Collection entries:
....................
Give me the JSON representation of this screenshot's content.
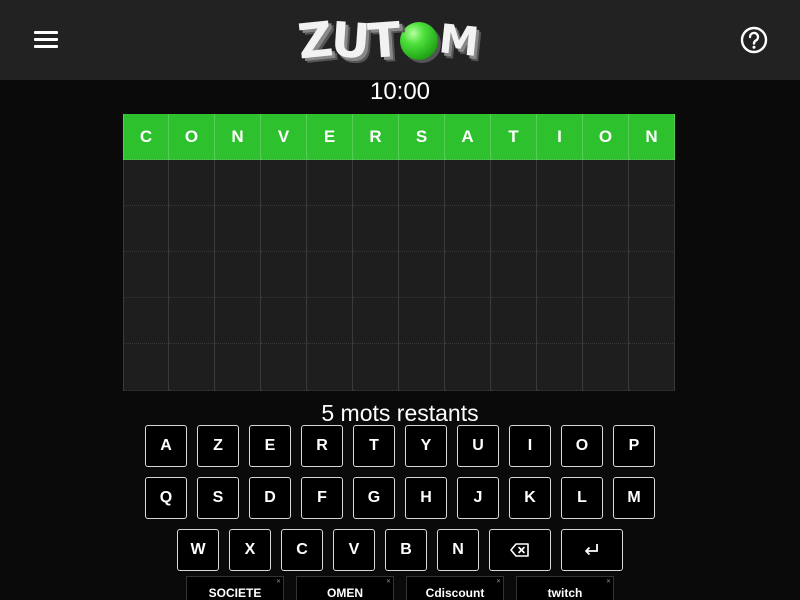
{
  "header": {
    "logo_letters": [
      "Z",
      "U",
      "T",
      "M"
    ],
    "colors": {
      "bar": "#222222",
      "ball": "#4de03c"
    }
  },
  "game": {
    "timer": "10:00",
    "word": [
      "C",
      "O",
      "N",
      "V",
      "E",
      "R",
      "S",
      "A",
      "T",
      "I",
      "O",
      "N"
    ],
    "columns": 12,
    "empty_rows": 5,
    "correct_color": "#2dc22d",
    "remaining_text": "5 mots restants"
  },
  "keyboard": {
    "row1": [
      "A",
      "Z",
      "E",
      "R",
      "T",
      "Y",
      "U",
      "I",
      "O",
      "P"
    ],
    "row2": [
      "Q",
      "S",
      "D",
      "F",
      "G",
      "H",
      "J",
      "K",
      "L",
      "M"
    ],
    "row3": [
      "W",
      "X",
      "C",
      "V",
      "B",
      "N"
    ],
    "backspace_icon": "backspace-icon",
    "enter_icon": "enter-icon"
  },
  "ads": [
    "SOCIETE",
    "OMEN",
    "Cdiscount",
    "twitch"
  ]
}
....................
# [Instructions to follow]
Output all of the records exactly as they appear above, but not the pictures.

# [Written response]
Give me the JSON representation of this screenshot's content.
{
  "header": {
    "logo_letters": [
      "Z",
      "U",
      "T",
      "M"
    ],
    "colors": {
      "bar": "#222222",
      "ball": "#4de03c"
    }
  },
  "game": {
    "timer": "10:00",
    "word": [
      "C",
      "O",
      "N",
      "V",
      "E",
      "R",
      "S",
      "A",
      "T",
      "I",
      "O",
      "N"
    ],
    "columns": 12,
    "empty_rows": 5,
    "correct_color": "#2dc22d",
    "remaining_text": "5 mots restants"
  },
  "keyboard": {
    "row1": [
      "A",
      "Z",
      "E",
      "R",
      "T",
      "Y",
      "U",
      "I",
      "O",
      "P"
    ],
    "row2": [
      "Q",
      "S",
      "D",
      "F",
      "G",
      "H",
      "J",
      "K",
      "L",
      "M"
    ],
    "row3": [
      "W",
      "X",
      "C",
      "V",
      "B",
      "N"
    ],
    "backspace_icon": "backspace-icon",
    "enter_icon": "enter-icon"
  },
  "ads": [
    "SOCIETE",
    "OMEN",
    "Cdiscount",
    "twitch"
  ]
}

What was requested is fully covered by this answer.